• **EXERCISE DIRECTIONS**: Your copy of the material must match it exactly, except that pictures are dropped.

• **DATA FOR THE TASK**:
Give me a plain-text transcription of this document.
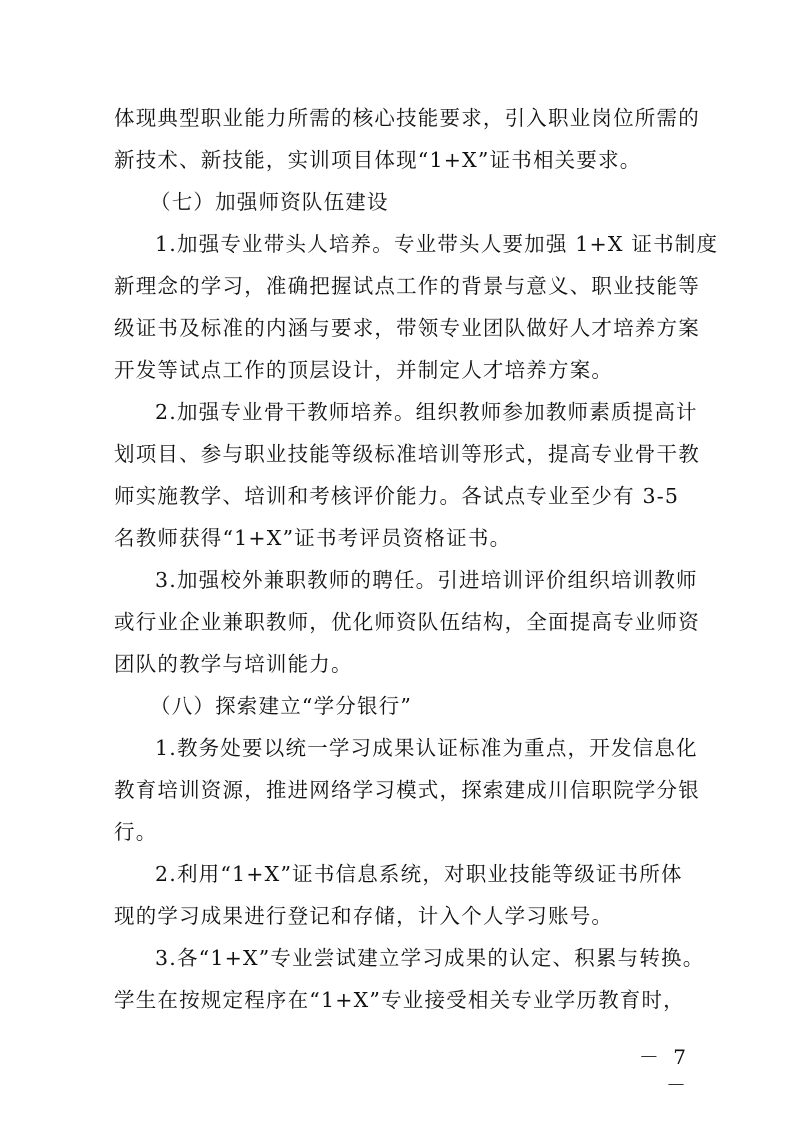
体现典型职业能力所需的核心技能要求，引入职业岗位所需的
新技术、新技能，实训项目体现“1+X”证书相关要求。
（七）加强师资队伍建设
1.加强专业带头人培养。专业带头人要加强 1+X 证书制度
新理念的学习，准确把握试点工作的背景与意义、职业技能等
级证书及标准的内涵与要求，带领专业团队做好人才培养方案
开发等试点工作的顶层设计，并制定人才培养方案。
2.加强专业骨干教师培养。组织教师参加教师素质提高计
划项目、参与职业技能等级标准培训等形式，提高专业骨干教
师实施教学、培训和考核评价能力。各试点专业至少有 3-5
名教师获得“1+X”证书考评员资格证书。
3.加强校外兼职教师的聘任。引进培训评价组织培训教师
或行业企业兼职教师，优化师资队伍结构，全面提高专业师资
团队的教学与培训能力。
（八）探索建立“学分银行”
1.教务处要以统一学习成果认证标准为重点，开发信息化
教育培训资源，推进网络学习模式，探索建成川信职院学分银
行。
2.利用“1+X”证书信息系统，对职业技能等级证书所体
现的学习成果进行登记和存储，计入个人学习账号。
3.各“1+X”专业尝试建立学习成果的认定、积累与转换。
学生在按规定程序在“1+X”专业接受相关专业学历教育时，
－ 7 －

• **REPLY**:
Give me a plain-text transcription of this document.
体现典型职业能力所需的核心技能要求，引入职业岗位所需的
新技术、新技能，实训项目体现“1+X”证书相关要求。
（七）加强师资队伍建设
1.加强专业带头人培养。专业带头人要加强 1+X 证书制度
新理念的学习，准确把握试点工作的背景与意义、职业技能等
级证书及标准的内涵与要求，带领专业团队做好人才培养方案
开发等试点工作的顶层设计，并制定人才培养方案。
2.加强专业骨干教师培养。组织教师参加教师素质提高计
划项目、参与职业技能等级标准培训等形式，提高专业骨干教
师实施教学、培训和考核评价能力。各试点专业至少有 3-5
名教师获得“1+X”证书考评员资格证书。
3.加强校外兼职教师的聘任。引进培训评价组织培训教师
或行业企业兼职教师，优化师资队伍结构，全面提高专业师资
团队的教学与培训能力。
（八）探索建立“学分银行”
1.教务处要以统一学习成果认证标准为重点，开发信息化
教育培训资源，推进网络学习模式，探索建成川信职院学分银
行。
2.利用“1+X”证书信息系统，对职业技能等级证书所体
现的学习成果进行登记和存储，计入个人学习账号。
3.各“1+X”专业尝试建立学习成果的认定、积累与转换。
学生在按规定程序在“1+X”专业接受相关专业学历教育时，
－ 7 －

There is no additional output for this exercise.